___ EXTRACTED RECORDS

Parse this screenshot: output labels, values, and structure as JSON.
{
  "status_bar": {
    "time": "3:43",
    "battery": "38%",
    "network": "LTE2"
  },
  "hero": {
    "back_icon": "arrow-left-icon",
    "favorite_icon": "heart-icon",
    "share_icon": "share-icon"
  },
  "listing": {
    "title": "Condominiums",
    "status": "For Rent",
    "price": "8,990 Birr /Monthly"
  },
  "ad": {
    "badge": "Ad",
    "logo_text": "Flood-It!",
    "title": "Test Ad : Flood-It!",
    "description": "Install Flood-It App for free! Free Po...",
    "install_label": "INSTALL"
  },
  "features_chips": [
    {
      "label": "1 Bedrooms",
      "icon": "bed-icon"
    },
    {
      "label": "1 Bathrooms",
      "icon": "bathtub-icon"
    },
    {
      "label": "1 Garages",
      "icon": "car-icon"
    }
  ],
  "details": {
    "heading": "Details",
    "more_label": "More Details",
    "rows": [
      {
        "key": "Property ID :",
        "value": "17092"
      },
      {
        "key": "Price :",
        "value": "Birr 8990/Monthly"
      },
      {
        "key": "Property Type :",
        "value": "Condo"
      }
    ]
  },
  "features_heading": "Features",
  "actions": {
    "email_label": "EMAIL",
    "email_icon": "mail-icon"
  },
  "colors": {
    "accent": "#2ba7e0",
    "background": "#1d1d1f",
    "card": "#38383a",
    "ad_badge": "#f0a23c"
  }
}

______

◆ AIM: Only a number is wanted here: how many lines in the data above include the string "Flood"?

◆ RESPONSE TO THIS TASK: 3